*What is expected*
Find the string "counts" in the data, then copy every line where it is found.

*Raw records*
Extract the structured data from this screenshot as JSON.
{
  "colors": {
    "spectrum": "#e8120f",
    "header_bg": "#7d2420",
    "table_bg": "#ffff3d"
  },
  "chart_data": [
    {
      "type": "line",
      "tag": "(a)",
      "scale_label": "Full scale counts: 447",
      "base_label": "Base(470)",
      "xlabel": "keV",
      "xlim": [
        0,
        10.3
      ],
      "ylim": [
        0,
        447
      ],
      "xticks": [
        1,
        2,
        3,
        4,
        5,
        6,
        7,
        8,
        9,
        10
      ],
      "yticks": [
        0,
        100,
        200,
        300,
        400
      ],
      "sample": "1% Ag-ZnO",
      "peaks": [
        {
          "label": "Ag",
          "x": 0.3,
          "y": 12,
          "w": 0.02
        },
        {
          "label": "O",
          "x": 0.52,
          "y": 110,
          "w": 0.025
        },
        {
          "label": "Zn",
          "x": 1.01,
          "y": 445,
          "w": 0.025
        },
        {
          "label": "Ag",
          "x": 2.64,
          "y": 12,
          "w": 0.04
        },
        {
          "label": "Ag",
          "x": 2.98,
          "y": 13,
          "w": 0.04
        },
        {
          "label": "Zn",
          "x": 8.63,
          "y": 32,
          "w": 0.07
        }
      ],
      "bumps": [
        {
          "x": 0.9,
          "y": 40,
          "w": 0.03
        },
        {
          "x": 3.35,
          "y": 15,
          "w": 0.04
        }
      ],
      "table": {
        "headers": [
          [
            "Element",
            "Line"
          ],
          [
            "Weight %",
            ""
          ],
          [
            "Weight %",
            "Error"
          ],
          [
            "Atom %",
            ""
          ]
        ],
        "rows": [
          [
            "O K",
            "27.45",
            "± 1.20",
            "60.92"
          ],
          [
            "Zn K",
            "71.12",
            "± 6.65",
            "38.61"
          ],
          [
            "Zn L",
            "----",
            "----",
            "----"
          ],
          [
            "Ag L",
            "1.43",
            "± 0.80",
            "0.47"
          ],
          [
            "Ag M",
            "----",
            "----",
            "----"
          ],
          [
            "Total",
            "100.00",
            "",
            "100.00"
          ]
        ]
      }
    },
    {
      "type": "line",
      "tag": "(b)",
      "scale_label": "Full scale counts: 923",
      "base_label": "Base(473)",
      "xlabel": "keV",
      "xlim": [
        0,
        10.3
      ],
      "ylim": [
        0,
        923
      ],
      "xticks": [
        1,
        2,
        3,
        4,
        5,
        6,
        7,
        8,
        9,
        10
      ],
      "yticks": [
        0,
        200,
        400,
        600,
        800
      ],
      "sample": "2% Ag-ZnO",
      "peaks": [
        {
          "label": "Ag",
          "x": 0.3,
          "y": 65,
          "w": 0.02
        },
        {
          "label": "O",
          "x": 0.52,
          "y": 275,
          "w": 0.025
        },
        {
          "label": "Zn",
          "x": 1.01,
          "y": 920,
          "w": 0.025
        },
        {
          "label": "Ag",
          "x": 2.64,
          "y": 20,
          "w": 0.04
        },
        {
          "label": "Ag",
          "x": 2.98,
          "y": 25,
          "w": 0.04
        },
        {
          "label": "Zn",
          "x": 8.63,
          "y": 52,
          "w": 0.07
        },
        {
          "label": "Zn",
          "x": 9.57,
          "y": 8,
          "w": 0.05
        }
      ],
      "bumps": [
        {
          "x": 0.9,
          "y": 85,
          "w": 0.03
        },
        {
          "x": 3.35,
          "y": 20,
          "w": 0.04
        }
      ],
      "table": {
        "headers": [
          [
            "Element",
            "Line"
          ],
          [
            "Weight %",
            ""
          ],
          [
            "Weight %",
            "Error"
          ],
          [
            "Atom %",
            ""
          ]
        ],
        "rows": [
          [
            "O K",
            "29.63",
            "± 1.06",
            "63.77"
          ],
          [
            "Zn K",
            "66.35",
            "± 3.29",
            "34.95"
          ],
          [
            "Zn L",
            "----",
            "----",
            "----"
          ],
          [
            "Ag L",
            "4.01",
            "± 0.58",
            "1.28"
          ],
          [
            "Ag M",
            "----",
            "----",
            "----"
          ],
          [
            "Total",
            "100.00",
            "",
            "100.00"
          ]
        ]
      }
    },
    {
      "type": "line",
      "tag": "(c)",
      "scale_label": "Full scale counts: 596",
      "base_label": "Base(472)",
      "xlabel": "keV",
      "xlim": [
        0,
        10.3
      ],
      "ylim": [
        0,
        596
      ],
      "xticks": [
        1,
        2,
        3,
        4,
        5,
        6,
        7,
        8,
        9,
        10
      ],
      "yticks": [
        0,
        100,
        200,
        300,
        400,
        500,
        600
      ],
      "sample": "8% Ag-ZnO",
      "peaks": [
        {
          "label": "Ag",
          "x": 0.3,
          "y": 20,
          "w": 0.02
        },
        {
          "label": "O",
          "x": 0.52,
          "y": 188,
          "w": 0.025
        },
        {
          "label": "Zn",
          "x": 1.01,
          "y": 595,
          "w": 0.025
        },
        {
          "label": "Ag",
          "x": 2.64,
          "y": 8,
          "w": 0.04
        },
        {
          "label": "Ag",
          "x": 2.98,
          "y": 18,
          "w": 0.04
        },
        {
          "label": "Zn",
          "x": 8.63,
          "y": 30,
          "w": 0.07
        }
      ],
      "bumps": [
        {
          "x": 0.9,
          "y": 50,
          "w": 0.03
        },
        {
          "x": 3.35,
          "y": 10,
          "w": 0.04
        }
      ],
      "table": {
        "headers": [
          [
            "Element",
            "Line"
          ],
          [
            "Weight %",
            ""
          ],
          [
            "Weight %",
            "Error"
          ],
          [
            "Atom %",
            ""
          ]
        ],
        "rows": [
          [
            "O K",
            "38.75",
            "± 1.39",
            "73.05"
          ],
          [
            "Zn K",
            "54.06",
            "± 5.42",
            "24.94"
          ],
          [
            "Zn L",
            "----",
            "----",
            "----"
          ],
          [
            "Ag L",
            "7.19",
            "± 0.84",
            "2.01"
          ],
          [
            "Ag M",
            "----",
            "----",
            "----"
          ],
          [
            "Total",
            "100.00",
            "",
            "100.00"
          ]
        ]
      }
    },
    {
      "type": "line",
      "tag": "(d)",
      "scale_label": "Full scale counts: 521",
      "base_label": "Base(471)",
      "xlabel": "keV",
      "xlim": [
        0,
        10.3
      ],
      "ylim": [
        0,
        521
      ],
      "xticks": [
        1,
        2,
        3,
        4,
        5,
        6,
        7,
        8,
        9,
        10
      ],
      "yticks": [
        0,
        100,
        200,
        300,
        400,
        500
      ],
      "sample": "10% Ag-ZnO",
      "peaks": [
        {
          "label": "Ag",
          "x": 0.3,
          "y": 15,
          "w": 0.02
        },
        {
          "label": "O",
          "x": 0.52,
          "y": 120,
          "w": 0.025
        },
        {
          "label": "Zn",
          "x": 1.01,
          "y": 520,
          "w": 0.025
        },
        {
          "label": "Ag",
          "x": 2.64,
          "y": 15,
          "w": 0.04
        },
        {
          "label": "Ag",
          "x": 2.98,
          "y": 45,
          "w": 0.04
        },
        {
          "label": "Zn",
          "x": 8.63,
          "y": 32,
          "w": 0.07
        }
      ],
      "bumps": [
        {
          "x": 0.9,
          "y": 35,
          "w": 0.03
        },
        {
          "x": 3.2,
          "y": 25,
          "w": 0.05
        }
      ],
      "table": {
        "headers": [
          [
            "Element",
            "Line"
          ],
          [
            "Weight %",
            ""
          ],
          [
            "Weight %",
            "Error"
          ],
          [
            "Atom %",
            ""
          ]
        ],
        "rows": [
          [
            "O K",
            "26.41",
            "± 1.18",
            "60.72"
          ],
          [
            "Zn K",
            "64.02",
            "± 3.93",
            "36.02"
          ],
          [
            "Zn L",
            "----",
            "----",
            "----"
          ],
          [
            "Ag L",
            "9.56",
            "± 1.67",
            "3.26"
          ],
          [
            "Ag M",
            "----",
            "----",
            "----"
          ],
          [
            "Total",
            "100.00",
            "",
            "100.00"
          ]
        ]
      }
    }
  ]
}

---

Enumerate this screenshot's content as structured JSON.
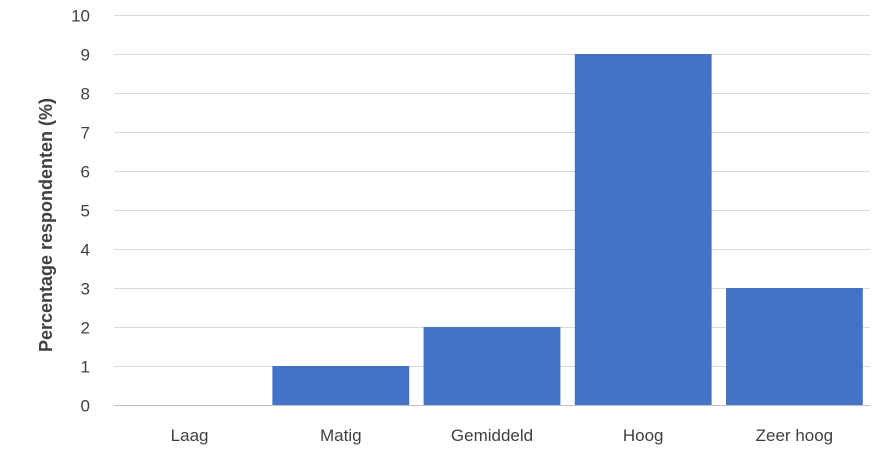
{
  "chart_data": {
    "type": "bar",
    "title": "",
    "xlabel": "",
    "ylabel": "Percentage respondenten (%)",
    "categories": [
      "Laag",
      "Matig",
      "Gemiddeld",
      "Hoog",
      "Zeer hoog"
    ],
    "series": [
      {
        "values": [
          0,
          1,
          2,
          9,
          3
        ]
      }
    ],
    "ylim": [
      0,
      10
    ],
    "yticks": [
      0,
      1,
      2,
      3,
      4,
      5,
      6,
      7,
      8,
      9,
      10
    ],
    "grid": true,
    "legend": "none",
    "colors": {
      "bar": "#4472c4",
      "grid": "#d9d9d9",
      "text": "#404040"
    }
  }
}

---

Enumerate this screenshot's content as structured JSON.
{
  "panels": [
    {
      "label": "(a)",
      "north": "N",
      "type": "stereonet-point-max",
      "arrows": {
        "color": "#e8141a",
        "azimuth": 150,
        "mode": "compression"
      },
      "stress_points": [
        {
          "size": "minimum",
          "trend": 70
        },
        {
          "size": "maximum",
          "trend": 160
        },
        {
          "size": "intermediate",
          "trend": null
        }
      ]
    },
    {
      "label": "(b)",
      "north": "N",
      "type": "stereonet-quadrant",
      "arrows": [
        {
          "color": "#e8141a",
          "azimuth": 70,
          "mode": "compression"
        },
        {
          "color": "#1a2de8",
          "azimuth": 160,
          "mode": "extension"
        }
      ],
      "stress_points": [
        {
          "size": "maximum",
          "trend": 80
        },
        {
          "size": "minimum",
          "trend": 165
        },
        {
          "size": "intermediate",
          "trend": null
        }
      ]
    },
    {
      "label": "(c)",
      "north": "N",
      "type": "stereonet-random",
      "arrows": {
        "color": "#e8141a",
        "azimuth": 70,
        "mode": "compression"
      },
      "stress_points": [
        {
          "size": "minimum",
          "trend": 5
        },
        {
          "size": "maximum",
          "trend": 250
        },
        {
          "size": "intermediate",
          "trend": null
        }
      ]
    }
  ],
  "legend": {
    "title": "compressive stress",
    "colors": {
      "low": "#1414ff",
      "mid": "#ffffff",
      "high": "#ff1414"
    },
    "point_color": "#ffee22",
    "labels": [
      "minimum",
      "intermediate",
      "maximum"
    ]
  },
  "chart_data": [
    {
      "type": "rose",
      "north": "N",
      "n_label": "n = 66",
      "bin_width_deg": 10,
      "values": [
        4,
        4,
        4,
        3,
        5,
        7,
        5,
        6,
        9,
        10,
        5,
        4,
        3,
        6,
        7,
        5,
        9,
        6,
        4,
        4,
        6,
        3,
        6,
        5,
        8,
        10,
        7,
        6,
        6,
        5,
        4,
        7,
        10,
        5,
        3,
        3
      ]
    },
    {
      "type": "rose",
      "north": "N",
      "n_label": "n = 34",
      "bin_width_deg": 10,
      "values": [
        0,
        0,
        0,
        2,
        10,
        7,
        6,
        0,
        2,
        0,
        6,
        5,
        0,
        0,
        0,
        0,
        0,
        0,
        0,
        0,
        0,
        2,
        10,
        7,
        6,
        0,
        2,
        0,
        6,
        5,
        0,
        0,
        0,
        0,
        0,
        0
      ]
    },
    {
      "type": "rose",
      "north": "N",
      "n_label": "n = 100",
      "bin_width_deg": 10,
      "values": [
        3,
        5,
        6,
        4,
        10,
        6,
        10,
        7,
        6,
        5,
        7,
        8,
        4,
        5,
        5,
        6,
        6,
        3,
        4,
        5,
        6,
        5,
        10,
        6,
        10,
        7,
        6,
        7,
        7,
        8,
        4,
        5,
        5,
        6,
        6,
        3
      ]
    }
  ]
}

*Solution*
      "scale_label": "Full scale counts: 447",
      "scale_label": "Full scale counts: 923",
      "scale_label": "Full scale counts: 596",
      "scale_label": "Full scale counts: 521",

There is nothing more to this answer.